** Begin MATERIAL **
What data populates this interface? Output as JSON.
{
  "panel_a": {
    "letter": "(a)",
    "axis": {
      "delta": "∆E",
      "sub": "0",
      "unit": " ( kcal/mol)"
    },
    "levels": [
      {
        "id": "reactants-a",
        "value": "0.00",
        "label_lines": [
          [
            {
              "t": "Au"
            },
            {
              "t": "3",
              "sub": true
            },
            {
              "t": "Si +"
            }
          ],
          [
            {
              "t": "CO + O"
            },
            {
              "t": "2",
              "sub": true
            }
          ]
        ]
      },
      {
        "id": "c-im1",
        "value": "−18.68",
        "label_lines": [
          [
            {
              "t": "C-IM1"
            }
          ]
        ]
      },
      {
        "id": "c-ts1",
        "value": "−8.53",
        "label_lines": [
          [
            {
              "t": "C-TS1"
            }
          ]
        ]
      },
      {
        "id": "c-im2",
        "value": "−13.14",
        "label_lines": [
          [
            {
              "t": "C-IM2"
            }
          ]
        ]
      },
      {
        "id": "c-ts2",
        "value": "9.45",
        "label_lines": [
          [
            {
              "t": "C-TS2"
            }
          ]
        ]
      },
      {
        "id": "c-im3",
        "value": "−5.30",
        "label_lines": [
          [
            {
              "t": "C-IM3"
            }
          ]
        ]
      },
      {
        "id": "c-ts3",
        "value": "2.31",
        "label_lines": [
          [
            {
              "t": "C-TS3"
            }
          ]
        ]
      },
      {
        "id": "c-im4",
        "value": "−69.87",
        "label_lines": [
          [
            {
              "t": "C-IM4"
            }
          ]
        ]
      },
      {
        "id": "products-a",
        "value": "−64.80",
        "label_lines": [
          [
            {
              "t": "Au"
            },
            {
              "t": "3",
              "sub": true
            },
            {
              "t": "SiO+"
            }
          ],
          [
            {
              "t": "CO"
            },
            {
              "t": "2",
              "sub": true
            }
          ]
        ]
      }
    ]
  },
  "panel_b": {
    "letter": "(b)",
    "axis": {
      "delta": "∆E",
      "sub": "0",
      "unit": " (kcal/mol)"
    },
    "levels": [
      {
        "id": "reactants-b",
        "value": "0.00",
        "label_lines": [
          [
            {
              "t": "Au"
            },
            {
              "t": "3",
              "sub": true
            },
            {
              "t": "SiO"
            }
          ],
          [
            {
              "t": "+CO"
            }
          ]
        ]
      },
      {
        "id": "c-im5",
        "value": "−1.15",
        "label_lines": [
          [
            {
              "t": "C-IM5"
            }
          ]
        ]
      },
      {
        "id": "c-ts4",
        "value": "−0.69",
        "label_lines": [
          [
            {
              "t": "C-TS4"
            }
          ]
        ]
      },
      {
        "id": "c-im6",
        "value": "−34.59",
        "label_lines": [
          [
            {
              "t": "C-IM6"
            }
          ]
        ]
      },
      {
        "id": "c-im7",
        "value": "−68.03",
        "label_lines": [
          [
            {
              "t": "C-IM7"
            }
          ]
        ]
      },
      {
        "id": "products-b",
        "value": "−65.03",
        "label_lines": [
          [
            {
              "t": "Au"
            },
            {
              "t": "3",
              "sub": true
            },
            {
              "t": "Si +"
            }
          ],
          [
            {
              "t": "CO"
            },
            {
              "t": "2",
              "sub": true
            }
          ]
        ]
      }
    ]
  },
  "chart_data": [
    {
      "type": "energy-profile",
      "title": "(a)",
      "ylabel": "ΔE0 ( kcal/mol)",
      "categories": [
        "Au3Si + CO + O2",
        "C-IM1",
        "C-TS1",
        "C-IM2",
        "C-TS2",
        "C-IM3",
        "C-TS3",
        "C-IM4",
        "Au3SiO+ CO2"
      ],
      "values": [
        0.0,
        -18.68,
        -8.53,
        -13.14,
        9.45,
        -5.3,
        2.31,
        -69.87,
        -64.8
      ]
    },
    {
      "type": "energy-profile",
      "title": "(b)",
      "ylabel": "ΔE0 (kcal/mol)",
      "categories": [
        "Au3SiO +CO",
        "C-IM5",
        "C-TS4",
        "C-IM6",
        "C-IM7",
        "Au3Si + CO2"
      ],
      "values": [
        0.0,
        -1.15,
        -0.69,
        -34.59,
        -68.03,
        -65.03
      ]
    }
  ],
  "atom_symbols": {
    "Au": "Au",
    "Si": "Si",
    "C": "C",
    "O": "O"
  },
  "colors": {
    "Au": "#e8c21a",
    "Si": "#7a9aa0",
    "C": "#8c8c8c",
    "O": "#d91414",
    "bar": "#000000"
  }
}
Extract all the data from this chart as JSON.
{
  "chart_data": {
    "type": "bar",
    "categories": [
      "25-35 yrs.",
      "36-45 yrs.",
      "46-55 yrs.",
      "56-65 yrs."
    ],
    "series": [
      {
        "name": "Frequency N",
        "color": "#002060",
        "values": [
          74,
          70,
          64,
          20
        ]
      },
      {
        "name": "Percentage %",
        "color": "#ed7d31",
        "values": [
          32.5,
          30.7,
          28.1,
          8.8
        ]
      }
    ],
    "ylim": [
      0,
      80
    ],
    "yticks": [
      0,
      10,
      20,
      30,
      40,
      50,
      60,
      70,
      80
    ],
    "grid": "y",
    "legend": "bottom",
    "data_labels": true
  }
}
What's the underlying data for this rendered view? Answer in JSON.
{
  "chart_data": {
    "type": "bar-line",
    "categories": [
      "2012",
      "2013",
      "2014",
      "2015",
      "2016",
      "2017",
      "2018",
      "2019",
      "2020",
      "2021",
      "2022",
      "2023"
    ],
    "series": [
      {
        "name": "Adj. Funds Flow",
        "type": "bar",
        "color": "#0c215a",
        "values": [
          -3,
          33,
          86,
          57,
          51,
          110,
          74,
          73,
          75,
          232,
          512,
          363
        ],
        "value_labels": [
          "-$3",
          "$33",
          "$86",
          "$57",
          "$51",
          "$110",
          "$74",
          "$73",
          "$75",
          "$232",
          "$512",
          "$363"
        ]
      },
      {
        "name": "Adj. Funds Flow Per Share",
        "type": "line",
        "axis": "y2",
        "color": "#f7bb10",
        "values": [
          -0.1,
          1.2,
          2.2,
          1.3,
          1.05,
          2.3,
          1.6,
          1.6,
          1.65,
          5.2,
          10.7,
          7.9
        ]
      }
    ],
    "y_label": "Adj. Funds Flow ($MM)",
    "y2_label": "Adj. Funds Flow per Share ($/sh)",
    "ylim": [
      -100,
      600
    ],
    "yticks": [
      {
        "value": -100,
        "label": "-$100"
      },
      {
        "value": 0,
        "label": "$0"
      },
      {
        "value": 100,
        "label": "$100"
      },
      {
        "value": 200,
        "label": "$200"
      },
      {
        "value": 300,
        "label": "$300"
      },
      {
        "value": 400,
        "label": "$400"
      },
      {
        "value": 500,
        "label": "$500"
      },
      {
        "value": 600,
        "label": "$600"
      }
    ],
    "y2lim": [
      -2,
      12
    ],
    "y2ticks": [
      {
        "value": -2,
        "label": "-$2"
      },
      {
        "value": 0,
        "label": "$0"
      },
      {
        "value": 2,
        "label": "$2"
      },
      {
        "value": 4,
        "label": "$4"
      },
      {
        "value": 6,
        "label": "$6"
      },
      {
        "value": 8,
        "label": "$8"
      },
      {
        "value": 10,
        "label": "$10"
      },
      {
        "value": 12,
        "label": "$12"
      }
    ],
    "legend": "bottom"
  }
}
** End MATERIAL **
▶ _YOUR TASK_
Repeat the records above exactly, from the first line to the last.

▶ _EXERCISE SOLUTION_
What data populates this interface? Output as JSON.
{
  "panel_a": {
    "letter": "(a)",
    "axis": {
      "delta": "∆E",
      "sub": "0",
      "unit": " ( kcal/mol)"
    },
    "levels": [
      {
        "id": "reactants-a",
        "value": "0.00",
        "label_lines": [
          [
            {
              "t": "Au"
            },
            {
              "t": "3",
              "sub": true
            },
            {
              "t": "Si +"
            }
          ],
          [
            {
              "t": "CO + O"
            },
            {
              "t": "2",
              "sub": true
            }
          ]
        ]
      },
      {
        "id": "c-im1",
        "value": "−18.68",
        "label_lines": [
          [
            {
              "t": "C-IM1"
            }
          ]
        ]
      },
      {
        "id": "c-ts1",
        "value": "−8.53",
        "label_lines": [
          [
            {
              "t": "C-TS1"
            }
          ]
        ]
      },
      {
        "id": "c-im2",
        "value": "−13.14",
        "label_lines": [
          [
            {
              "t": "C-IM2"
            }
          ]
        ]
      },
      {
        "id": "c-ts2",
        "value": "9.45",
        "label_lines": [
          [
            {
              "t": "C-TS2"
            }
          ]
        ]
      },
      {
        "id": "c-im3",
        "value": "−5.30",
        "label_lines": [
          [
            {
              "t": "C-IM3"
            }
          ]
        ]
      },
      {
        "id": "c-ts3",
        "value": "2.31",
        "label_lines": [
          [
            {
              "t": "C-TS3"
            }
          ]
        ]
      },
      {
        "id": "c-im4",
        "value": "−69.87",
        "label_lines": [
          [
            {
              "t": "C-IM4"
            }
          ]
        ]
      },
      {
        "id": "products-a",
        "value": "−64.80",
        "label_lines": [
          [
            {
              "t": "Au"
            },
            {
              "t": "3",
              "sub": true
            },
            {
              "t": "SiO+"
            }
          ],
          [
            {
              "t": "CO"
            },
            {
              "t": "2",
              "sub": true
            }
          ]
        ]
      }
    ]
  },
  "panel_b": {
    "letter": "(b)",
    "axis": {
      "delta": "∆E",
      "sub": "0",
      "unit": " (kcal/mol)"
    },
    "levels": [
      {
        "id": "reactants-b",
        "value": "0.00",
        "label_lines": [
          [
            {
              "t": "Au"
            },
            {
              "t": "3",
              "sub": true
            },
            {
              "t": "SiO"
            }
          ],
          [
            {
              "t": "+CO"
            }
          ]
        ]
      },
      {
        "id": "c-im5",
        "value": "−1.15",
        "label_lines": [
          [
            {
              "t": "C-IM5"
            }
          ]
        ]
      },
      {
        "id": "c-ts4",
        "value": "−0.69",
        "label_lines": [
          [
            {
              "t": "C-TS4"
            }
          ]
        ]
      },
      {
        "id": "c-im6",
        "value": "−34.59",
        "label_lines": [
          [
            {
              "t": "C-IM6"
            }
          ]
        ]
      },
      {
        "id": "c-im7",
        "value": "−68.03",
        "label_lines": [
          [
            {
              "t": "C-IM7"
            }
          ]
        ]
      },
      {
        "id": "products-b",
        "value": "−65.03",
        "label_lines": [
          [
            {
              "t": "Au"
            },
            {
              "t": "3",
              "sub": true
            },
            {
              "t": "Si +"
            }
          ],
          [
            {
              "t": "CO"
            },
            {
              "t": "2",
              "sub": true
            }
          ]
        ]
      }
    ]
  },
  "chart_data": [
    {
      "type": "energy-profile",
      "title": "(a)",
      "ylabel": "ΔE0 ( kcal/mol)",
      "categories": [
        "Au3Si + CO + O2",
        "C-IM1",
        "C-TS1",
        "C-IM2",
        "C-TS2",
        "C-IM3",
        "C-TS3",
        "C-IM4",
        "Au3SiO+ CO2"
      ],
      "values": [
        0.0,
        -18.68,
        -8.53,
        -13.14,
        9.45,
        -5.3,
        2.31,
        -69.87,
        -64.8
      ]
    },
    {
      "type": "energy-profile",
      "title": "(b)",
      "ylabel": "ΔE0 (kcal/mol)",
      "categories": [
        "Au3SiO +CO",
        "C-IM5",
        "C-TS4",
        "C-IM6",
        "C-IM7",
        "Au3Si + CO2"
      ],
      "values": [
        0.0,
        -1.15,
        -0.69,
        -34.59,
        -68.03,
        -65.03
      ]
    }
  ],
  "atom_symbols": {
    "Au": "Au",
    "Si": "Si",
    "C": "C",
    "O": "O"
  },
  "colors": {
    "Au": "#e8c21a",
    "Si": "#7a9aa0",
    "C": "#8c8c8c",
    "O": "#d91414",
    "bar": "#000000"
  }
}
Extract all the data from this chart as JSON.
{
  "chart_data": {
    "type": "bar",
    "categories": [
      "25-35 yrs.",
      "36-45 yrs.",
      "46-55 yrs.",
      "56-65 yrs."
    ],
    "series": [
      {
        "name": "Frequency N",
        "color": "#002060",
        "values": [
          74,
          70,
          64,
          20
        ]
      },
      {
        "name": "Percentage %",
        "color": "#ed7d31",
        "values": [
          32.5,
          30.7,
          28.1,
          8.8
        ]
      }
    ],
    "ylim": [
      0,
      80
    ],
    "yticks": [
      0,
      10,
      20,
      30,
      40,
      50,
      60,
      70,
      80
    ],
    "grid": "y",
    "legend": "bottom",
    "data_labels": true
  }
}
What's the underlying data for this rendered view? Answer in JSON.
{
  "chart_data": {
    "type": "bar-line",
    "categories": [
      "2012",
      "2013",
      "2014",
      "2015",
      "2016",
      "2017",
      "2018",
      "2019",
      "2020",
      "2021",
      "2022",
      "2023"
    ],
    "series": [
      {
        "name": "Adj. Funds Flow",
        "type": "bar",
        "color": "#0c215a",
        "values": [
          -3,
          33,
          86,
          57,
          51,
          110,
          74,
          73,
          75,
          232,
          512,
          363
        ],
        "value_labels": [
          "-$3",
          "$33",
          "$86",
          "$57",
          "$51",
          "$110",
          "$74",
          "$73",
          "$75",
          "$232",
          "$512",
          "$363"
        ]
      },
      {
        "name": "Adj. Funds Flow Per Share",
        "type": "line",
        "axis": "y2",
        "color": "#f7bb10",
        "values": [
          -0.1,
          1.2,
          2.2,
          1.3,
          1.05,
          2.3,
          1.6,
          1.6,
          1.65,
          5.2,
          10.7,
          7.9
        ]
      }
    ],
    "y_label": "Adj. Funds Flow ($MM)",
    "y2_label": "Adj. Funds Flow per Share ($/sh)",
    "ylim": [
      -100,
      600
    ],
    "yticks": [
      {
        "value": -100,
        "label": "-$100"
      },
      {
        "value": 0,
        "label": "$0"
      },
      {
        "value": 100,
        "label": "$100"
      },
      {
        "value": 200,
        "label": "$200"
      },
      {
        "value": 300,
        "label": "$300"
      },
      {
        "value": 400,
        "label": "$400"
      },
      {
        "value": 500,
        "label": "$500"
      },
      {
        "value": 600,
        "label": "$600"
      }
    ],
    "y2lim": [
      -2,
      12
    ],
    "y2ticks": [
      {
        "value": -2,
        "label": "-$2"
      },
      {
        "value": 0,
        "label": "$0"
      },
      {
        "value": 2,
        "label": "$2"
      },
      {
        "value": 4,
        "label": "$4"
      },
      {
        "value": 6,
        "label": "$6"
      },
      {
        "value": 8,
        "label": "$8"
      },
      {
        "value": 10,
        "label": "$10"
      },
      {
        "value": 12,
        "label": "$12"
      }
    ],
    "legend": "bottom"
  }
}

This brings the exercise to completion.